Pasadena’s First Skyscraper Has Just a Few More Months Before It Comes Crashing Down to Earth

The new owner of Pasadena’s tallest empty building has 2 items on its agenda for the 1962 structure: air it out and tear it down. For nearly 2 decades, the 12-story office tower at 1002 Southmore Ave. — originally known as the First Pasadena State Bank building — has managed to get by untouched by those who want it gone. (It came this close to vanishing in 2005 when the city issued a demolition permit for it, but a new owner scooped it up before anything went down.) In June, the city filed a lawsuit demanding that the property owner demolish the tower or reimburse the city for taking matters into its own hands. The defendant did neither, and instead passed the building off in October to the Pasadena Economic Development Corporation — which, having secured financial help from Pasadena’s city council shortly after the sale closed — now plans to go through with the teardown.

• _REQUIREMENT 1_
Answer these questions using the article on Pasadena's first skyscraper:
(a) How many stories does the office tower have?
(b) What was the tower originally known as?
(c) In which month did the city file its lawsuit against the property owner?
• _REQUIREMENT 2_
Retype the passage from the article on Pasadena's first skyscraper, starting with "The new owner" and going on through "with the teardown.".
The material that follows is not needed for this work.

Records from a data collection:
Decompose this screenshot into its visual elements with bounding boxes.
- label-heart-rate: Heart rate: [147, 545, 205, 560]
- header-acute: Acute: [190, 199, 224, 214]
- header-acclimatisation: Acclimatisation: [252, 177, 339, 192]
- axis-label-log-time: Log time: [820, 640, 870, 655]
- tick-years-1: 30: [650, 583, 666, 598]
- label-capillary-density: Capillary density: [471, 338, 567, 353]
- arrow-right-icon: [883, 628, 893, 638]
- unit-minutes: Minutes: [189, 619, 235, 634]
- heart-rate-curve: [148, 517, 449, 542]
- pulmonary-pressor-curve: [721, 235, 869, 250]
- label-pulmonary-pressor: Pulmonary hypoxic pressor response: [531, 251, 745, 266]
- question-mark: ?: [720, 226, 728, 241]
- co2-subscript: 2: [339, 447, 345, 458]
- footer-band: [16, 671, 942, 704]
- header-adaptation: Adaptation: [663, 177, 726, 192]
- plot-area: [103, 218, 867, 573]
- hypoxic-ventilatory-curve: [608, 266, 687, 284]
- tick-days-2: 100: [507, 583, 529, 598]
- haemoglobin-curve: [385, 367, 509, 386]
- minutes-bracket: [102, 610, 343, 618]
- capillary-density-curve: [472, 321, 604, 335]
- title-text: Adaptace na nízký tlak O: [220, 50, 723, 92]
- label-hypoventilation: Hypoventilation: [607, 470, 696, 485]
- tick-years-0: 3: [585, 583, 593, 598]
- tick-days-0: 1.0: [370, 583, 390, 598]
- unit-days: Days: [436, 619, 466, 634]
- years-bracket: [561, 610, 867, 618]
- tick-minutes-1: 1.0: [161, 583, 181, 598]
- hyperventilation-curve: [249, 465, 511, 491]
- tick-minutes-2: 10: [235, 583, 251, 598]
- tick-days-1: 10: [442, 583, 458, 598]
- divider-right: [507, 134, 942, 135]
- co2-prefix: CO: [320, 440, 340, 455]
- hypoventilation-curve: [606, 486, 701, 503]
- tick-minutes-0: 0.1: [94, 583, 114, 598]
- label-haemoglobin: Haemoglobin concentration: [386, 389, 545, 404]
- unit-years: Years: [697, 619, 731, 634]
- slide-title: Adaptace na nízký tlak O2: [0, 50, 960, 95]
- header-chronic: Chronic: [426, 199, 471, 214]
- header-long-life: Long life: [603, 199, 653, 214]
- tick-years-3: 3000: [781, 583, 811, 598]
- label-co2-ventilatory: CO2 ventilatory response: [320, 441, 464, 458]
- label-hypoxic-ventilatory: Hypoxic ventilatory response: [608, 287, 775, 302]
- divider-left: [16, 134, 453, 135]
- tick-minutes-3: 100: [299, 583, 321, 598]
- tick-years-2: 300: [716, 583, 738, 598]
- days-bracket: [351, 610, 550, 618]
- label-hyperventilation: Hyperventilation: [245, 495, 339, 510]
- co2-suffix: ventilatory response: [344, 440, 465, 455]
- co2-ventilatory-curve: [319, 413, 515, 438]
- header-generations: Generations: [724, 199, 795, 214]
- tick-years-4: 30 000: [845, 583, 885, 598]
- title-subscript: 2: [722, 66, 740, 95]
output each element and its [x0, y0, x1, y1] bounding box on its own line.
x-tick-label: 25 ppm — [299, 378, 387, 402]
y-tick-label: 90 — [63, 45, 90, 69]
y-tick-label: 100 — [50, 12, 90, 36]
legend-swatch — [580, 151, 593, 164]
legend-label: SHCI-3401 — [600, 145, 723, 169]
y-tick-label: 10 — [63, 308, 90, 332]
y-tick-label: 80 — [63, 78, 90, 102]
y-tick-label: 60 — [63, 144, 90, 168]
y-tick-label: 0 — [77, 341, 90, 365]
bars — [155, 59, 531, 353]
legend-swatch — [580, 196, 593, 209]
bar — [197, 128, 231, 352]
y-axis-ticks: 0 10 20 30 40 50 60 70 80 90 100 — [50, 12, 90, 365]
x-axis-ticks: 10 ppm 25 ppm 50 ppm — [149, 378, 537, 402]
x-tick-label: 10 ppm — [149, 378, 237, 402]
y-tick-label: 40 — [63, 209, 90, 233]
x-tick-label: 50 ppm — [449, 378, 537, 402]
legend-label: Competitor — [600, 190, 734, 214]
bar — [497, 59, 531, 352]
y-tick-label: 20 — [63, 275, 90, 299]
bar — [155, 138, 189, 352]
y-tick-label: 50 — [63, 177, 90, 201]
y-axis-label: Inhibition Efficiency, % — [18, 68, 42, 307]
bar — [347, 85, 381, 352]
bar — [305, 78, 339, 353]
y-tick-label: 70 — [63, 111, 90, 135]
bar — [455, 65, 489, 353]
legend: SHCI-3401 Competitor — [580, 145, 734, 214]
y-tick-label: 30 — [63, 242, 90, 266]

• _WRITTEN SOLUTION 1_
(a) 12 stories
(b) The First Pasadena State Bank building
(c) June

• _WRITTEN SOLUTION 2_
The new owner of Pasadena’s tallest empty building has 2 items on its agenda for the 1962 structure: air it out and tear it down. For nearly 2 decades, the 12-story office tower at 1002 Southmore Ave. — originally known as the First Pasadena State Bank building — has managed to get by untouched by those who want it gone. (It came this close to vanishing in 2005 when the city issued a demolition permit for it, but a new owner scooped it up before anything went down.) In June, the city filed a lawsuit demanding that the property owner demolish the tower or reimburse the city for taking matters into its own hands. The defendant did neither, and instead passed the building off in October to the Pasadena Economic Development Corporation — which, having secured financial help from Pasadena’s city council shortly after the sale closed — now plans to go through with the teardown.